------ Material supplied ------

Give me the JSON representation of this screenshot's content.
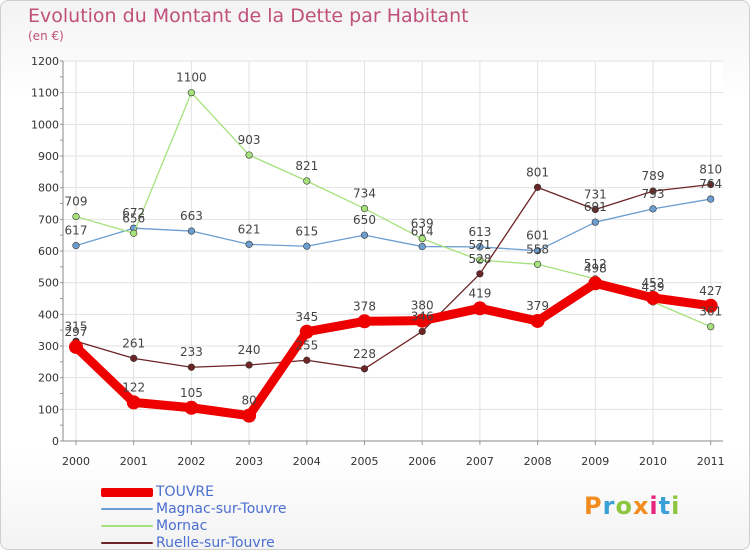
{
  "chart_title": "Evolution du Montant de la Dette par Habitant",
  "chart_subtitle": "(en €)",
  "logo": {
    "text": "Proxiti",
    "colors": [
      "#f28c1e",
      "#3aa0d8",
      "#8cc63f",
      "#f28c1e",
      "#e6257e",
      "#3aa0d8",
      "#8cc63f"
    ]
  },
  "chart_data": {
    "type": "line",
    "title": "Evolution du Montant de la Dette par Habitant",
    "subtitle": "(en €)",
    "x": [
      "2000",
      "2001",
      "2002",
      "2003",
      "2004",
      "2005",
      "2006",
      "2007",
      "2008",
      "2009",
      "2010",
      "2011"
    ],
    "ylim": [
      0,
      1200
    ],
    "yticks": [
      0,
      100,
      200,
      300,
      400,
      500,
      600,
      700,
      800,
      900,
      1000,
      1100,
      1200
    ],
    "grid": true,
    "legend_position": "bottom-left",
    "series": [
      {
        "name": "TOUVRE",
        "color": "#ee0000",
        "values": [
          297,
          122,
          105,
          80,
          345,
          378,
          380,
          419,
          379,
          498,
          452,
          427
        ]
      },
      {
        "name": "Magnac-sur-Touvre",
        "color": "#6c9ed0",
        "values": [
          617,
          672,
          663,
          621,
          615,
          650,
          614,
          613,
          601,
          691,
          733,
          764
        ]
      },
      {
        "name": "Mornac",
        "color": "#a6e27c",
        "values": [
          709,
          656,
          1100,
          903,
          821,
          734,
          639,
          571,
          558,
          512,
          439,
          361
        ]
      },
      {
        "name": "Ruelle-sur-Touvre",
        "color": "#6d2525",
        "values": [
          315,
          261,
          233,
          240,
          255,
          228,
          346,
          528,
          801,
          731,
          789,
          810
        ]
      }
    ]
  }
}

------

* Given instruction
The answer must consist solely of the number of lines in the entries that contain the word "Habitant".

* Response below
2